» Prompt: Determine how many lines of the data below contain "this", then give only that number.

══ Dataset

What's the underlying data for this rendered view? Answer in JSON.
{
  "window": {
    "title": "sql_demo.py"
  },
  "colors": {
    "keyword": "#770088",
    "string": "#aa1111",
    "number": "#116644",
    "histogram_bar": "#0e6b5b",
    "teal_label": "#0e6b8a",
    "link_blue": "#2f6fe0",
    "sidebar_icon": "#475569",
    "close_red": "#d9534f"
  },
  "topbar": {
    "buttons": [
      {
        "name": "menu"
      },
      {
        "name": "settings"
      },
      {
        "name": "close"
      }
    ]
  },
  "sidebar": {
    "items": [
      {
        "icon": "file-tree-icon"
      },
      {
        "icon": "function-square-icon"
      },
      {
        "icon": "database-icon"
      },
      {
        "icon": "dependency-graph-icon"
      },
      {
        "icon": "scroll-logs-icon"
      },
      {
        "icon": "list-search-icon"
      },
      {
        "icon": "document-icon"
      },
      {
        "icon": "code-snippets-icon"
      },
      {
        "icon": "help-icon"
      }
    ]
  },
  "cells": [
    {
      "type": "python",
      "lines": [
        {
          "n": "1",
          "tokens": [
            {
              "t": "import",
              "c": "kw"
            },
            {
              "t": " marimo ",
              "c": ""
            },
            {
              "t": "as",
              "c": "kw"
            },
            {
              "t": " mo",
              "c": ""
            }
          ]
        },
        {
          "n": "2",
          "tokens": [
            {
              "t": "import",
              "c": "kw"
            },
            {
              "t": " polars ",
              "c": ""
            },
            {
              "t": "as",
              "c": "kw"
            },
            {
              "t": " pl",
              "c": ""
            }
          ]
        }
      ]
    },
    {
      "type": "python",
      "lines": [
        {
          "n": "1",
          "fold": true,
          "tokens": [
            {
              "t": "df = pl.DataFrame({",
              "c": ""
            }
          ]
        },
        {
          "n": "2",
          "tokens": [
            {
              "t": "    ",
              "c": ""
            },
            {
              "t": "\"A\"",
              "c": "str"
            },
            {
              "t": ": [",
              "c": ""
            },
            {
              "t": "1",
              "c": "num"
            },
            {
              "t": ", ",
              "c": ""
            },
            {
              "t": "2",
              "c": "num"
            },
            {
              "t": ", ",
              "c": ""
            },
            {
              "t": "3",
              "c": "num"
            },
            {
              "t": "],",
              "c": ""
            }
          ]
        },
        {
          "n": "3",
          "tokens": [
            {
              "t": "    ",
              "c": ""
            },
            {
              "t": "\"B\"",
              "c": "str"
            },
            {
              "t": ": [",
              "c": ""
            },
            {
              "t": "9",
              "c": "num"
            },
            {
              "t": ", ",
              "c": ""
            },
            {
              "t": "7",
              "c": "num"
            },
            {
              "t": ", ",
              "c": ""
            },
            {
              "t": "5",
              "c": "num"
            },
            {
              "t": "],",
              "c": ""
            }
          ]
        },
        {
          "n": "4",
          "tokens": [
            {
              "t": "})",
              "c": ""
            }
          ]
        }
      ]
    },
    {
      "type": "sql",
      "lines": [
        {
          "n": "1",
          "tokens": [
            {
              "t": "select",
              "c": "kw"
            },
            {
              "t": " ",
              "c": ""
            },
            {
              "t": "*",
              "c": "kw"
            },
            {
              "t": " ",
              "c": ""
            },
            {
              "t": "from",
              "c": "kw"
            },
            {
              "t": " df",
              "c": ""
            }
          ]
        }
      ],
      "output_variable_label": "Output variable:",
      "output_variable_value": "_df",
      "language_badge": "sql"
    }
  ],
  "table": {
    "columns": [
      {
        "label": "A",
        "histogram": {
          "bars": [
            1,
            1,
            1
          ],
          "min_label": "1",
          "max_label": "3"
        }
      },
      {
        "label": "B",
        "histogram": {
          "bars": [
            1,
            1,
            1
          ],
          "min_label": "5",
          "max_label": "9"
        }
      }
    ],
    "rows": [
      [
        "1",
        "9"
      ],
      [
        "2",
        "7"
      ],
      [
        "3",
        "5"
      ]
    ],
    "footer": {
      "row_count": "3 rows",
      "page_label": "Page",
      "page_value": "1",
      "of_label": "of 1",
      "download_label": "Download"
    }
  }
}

════
══ Dataset

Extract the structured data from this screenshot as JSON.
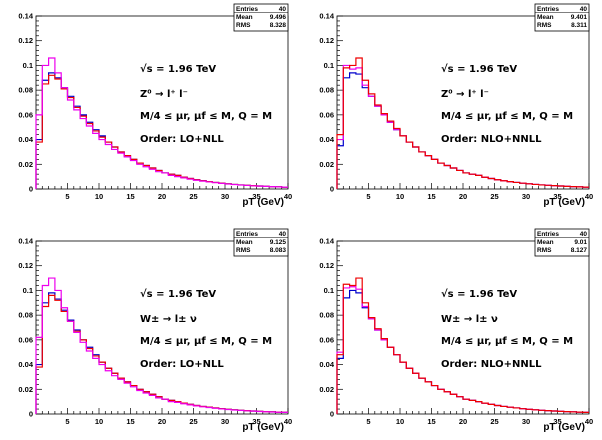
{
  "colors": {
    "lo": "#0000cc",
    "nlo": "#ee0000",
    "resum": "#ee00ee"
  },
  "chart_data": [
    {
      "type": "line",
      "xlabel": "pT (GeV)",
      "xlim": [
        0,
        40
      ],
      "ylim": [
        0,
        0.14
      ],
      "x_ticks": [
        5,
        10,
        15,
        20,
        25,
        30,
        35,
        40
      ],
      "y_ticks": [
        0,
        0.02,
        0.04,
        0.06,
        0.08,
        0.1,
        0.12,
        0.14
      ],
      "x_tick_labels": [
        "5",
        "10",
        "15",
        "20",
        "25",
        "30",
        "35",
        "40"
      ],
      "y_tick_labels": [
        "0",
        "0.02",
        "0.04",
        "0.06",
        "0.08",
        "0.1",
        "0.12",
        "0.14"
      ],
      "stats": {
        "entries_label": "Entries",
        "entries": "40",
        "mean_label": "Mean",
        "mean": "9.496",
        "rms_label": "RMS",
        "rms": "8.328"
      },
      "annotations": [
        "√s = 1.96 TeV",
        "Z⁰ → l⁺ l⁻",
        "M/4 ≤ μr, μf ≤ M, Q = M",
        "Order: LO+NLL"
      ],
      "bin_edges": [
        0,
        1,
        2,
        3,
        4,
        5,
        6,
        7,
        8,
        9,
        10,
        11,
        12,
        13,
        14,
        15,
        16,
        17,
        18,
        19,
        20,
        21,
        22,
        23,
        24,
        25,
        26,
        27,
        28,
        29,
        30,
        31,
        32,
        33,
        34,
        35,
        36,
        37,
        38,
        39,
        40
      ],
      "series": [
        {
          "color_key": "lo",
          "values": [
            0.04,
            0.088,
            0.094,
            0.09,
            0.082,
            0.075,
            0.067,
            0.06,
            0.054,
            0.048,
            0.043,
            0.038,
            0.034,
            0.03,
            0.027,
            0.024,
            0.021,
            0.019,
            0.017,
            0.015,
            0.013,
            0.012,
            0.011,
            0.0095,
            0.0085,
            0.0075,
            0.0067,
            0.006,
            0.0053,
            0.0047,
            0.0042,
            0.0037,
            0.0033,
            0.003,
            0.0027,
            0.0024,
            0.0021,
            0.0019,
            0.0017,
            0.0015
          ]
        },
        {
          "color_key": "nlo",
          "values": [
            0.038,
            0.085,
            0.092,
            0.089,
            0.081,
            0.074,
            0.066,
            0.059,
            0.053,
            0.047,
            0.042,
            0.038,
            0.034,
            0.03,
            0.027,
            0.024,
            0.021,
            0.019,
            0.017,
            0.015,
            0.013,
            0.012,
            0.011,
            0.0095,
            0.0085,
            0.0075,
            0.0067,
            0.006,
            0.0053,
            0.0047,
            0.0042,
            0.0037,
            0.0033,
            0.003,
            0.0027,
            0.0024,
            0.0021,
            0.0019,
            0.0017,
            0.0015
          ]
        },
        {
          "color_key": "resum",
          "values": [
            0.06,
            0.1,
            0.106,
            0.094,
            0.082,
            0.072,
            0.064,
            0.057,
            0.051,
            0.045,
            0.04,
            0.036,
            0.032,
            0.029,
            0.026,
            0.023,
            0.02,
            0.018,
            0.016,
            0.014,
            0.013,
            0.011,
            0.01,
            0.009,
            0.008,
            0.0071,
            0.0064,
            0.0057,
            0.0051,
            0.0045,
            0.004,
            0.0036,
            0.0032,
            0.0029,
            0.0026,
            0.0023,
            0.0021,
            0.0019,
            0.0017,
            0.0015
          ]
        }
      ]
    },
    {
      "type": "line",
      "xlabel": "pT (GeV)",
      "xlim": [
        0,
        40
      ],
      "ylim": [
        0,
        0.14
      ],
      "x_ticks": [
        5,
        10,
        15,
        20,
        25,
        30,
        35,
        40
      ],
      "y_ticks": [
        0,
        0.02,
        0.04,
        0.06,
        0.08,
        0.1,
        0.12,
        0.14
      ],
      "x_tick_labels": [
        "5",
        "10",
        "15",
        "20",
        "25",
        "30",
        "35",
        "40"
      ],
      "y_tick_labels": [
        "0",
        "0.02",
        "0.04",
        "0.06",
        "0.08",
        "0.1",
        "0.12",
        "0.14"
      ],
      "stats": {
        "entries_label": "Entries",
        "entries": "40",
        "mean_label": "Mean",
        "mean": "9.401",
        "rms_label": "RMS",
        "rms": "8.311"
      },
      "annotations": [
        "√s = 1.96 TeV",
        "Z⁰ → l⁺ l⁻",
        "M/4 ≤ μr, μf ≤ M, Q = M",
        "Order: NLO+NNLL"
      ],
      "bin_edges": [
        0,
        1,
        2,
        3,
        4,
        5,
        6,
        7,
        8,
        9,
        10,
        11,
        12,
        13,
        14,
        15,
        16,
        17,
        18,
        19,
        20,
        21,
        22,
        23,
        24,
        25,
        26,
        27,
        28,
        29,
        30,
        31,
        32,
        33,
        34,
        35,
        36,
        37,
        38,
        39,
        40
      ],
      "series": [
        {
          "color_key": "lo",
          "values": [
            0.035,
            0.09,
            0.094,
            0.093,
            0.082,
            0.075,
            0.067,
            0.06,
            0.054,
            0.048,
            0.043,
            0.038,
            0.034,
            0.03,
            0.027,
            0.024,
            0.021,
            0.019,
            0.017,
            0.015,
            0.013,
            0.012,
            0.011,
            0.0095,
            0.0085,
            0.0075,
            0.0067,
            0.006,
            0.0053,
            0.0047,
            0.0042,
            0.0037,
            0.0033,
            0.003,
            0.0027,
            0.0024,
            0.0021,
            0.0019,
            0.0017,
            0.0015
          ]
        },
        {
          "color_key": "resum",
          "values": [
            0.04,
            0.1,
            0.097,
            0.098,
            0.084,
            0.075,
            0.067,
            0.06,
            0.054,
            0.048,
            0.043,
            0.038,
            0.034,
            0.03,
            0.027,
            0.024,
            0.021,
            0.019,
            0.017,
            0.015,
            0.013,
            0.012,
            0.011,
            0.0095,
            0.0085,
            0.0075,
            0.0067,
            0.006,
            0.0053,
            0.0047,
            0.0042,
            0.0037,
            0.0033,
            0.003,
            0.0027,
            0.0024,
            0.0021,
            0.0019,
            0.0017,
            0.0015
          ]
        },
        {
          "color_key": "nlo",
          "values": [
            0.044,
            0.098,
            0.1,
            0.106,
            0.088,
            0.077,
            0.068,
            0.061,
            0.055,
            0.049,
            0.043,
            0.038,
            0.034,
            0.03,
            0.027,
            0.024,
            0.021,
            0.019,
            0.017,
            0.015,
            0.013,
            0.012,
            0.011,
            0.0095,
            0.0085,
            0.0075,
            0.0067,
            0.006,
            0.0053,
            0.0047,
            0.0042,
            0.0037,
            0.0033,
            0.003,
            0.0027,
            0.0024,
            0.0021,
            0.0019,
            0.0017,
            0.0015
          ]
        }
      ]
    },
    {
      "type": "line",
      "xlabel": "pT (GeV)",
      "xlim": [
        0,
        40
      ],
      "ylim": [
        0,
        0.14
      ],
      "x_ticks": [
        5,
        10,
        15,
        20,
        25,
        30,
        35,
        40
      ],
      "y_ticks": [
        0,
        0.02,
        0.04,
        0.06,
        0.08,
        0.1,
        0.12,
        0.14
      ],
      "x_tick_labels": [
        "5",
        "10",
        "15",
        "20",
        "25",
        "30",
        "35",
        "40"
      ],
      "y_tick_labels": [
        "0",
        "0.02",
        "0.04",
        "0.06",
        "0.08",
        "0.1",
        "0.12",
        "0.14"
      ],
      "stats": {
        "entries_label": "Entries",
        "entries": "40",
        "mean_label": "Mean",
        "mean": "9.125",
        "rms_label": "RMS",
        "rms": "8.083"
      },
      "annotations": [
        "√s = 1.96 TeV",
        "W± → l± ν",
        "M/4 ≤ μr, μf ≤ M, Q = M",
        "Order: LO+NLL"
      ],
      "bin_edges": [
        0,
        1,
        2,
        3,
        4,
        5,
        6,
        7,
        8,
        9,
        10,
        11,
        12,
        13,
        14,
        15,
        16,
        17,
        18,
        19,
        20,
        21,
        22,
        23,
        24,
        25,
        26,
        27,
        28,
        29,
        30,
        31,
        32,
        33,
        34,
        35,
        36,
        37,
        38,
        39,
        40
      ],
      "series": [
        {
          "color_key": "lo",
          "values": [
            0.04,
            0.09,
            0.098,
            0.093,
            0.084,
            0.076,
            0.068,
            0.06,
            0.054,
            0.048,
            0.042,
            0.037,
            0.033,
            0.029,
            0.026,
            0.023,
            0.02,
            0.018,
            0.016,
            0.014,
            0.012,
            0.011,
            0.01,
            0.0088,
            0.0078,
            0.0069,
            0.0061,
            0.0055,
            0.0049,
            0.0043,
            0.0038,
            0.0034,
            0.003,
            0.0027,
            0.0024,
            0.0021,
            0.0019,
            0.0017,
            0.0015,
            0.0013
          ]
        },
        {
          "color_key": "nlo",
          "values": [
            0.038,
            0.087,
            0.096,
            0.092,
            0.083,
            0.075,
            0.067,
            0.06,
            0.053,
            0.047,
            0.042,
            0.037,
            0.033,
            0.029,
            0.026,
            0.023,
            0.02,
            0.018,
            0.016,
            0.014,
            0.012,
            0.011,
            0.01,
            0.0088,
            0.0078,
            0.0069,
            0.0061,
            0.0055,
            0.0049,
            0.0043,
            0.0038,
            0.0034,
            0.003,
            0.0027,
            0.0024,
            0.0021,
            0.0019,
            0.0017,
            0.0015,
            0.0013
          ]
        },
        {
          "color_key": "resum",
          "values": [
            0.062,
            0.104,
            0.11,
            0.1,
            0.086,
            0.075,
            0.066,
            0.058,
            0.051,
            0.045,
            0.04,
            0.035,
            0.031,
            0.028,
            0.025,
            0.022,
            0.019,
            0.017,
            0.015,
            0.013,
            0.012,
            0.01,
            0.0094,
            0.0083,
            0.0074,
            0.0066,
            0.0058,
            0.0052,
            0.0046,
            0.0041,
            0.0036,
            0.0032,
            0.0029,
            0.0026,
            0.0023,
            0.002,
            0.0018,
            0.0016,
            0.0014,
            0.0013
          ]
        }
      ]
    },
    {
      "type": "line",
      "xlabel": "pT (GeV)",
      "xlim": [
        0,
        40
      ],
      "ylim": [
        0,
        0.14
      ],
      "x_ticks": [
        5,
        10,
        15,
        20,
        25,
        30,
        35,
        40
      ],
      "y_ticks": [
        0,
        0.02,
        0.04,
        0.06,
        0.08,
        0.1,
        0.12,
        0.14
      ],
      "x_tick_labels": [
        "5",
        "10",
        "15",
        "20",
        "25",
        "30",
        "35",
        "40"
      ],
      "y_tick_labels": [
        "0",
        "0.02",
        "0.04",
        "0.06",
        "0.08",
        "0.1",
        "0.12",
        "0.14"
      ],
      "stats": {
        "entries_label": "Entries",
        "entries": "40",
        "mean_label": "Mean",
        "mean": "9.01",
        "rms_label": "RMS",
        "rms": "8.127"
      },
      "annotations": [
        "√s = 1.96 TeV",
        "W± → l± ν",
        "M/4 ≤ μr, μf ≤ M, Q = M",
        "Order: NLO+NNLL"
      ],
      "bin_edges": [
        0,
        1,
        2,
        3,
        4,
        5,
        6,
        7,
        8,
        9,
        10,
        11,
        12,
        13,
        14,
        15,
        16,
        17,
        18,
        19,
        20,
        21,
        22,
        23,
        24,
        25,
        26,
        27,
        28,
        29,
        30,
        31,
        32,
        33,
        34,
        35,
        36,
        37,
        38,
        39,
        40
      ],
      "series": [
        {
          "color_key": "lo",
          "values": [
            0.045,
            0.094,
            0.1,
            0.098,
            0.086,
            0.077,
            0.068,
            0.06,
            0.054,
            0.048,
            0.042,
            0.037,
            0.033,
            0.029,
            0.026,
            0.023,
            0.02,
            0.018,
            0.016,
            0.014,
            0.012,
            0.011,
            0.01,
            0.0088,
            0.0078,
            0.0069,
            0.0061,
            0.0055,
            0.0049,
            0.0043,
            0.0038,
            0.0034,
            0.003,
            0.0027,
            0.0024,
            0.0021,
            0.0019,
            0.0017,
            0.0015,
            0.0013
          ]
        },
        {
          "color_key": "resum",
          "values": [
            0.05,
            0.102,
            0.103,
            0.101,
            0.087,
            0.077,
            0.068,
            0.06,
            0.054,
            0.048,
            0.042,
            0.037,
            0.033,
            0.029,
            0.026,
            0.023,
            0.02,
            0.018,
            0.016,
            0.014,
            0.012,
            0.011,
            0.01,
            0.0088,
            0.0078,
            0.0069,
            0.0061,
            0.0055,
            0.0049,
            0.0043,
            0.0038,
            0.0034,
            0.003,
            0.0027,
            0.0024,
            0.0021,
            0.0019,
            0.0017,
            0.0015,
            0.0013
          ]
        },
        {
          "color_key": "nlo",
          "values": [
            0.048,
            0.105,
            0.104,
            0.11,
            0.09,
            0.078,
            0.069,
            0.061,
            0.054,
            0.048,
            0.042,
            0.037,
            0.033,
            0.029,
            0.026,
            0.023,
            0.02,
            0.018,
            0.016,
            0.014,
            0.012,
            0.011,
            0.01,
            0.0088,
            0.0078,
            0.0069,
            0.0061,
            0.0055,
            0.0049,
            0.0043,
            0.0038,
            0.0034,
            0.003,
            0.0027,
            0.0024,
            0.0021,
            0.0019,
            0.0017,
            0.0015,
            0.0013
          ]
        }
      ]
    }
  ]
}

════

» Finished task: 2